* _EXERCISE REQUIREMENTS_:
Filter the data for "Format" and copy matching lines.

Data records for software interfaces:

____

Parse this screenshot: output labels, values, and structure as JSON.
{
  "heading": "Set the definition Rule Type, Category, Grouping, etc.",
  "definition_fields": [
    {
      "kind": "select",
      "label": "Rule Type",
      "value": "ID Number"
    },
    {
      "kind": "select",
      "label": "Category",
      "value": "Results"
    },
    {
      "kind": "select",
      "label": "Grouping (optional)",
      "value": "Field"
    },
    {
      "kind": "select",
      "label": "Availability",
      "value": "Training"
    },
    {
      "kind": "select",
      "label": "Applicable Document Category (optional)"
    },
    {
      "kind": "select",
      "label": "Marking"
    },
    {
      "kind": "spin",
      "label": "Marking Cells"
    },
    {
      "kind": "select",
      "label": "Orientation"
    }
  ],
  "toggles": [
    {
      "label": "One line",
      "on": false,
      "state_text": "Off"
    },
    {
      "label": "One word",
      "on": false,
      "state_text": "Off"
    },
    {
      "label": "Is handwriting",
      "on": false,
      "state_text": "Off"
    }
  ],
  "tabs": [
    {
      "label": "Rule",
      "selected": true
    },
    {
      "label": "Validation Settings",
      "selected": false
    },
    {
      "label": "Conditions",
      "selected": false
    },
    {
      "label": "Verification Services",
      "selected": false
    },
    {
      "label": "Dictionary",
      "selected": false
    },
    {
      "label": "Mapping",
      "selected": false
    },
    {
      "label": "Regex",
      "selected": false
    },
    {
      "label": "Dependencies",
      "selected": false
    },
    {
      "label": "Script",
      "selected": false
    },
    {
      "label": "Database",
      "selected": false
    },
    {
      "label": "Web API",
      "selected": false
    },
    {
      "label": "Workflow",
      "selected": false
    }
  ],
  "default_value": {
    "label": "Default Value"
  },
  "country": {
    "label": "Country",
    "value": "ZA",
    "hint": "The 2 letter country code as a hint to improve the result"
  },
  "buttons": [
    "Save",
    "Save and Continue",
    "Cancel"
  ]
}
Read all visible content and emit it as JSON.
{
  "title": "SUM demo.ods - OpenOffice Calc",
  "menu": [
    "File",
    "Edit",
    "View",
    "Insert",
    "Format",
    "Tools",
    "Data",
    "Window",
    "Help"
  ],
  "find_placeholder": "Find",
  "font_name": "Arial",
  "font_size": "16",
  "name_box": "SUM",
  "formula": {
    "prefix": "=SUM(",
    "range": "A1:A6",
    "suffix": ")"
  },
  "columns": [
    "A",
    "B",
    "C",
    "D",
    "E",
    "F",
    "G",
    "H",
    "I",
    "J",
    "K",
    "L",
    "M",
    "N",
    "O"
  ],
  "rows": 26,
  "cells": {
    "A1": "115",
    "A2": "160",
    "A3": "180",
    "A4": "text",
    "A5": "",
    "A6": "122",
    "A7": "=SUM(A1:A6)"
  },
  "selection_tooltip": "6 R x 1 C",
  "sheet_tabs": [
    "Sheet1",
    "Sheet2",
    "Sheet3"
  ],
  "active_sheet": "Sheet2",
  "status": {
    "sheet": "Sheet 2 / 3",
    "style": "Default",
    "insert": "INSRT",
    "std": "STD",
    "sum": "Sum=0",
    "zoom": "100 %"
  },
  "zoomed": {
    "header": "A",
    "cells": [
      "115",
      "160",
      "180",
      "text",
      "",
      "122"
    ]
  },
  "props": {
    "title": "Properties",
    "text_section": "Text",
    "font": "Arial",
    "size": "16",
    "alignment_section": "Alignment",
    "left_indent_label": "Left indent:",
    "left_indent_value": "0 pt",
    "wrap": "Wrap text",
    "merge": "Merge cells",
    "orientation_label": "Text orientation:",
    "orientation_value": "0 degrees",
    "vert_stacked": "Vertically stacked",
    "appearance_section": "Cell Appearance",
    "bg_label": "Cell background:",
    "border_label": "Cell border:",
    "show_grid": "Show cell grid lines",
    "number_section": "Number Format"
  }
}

____

* _PROBLEM SOLUTION_:
    "Format",
    "number_section": "Number Format"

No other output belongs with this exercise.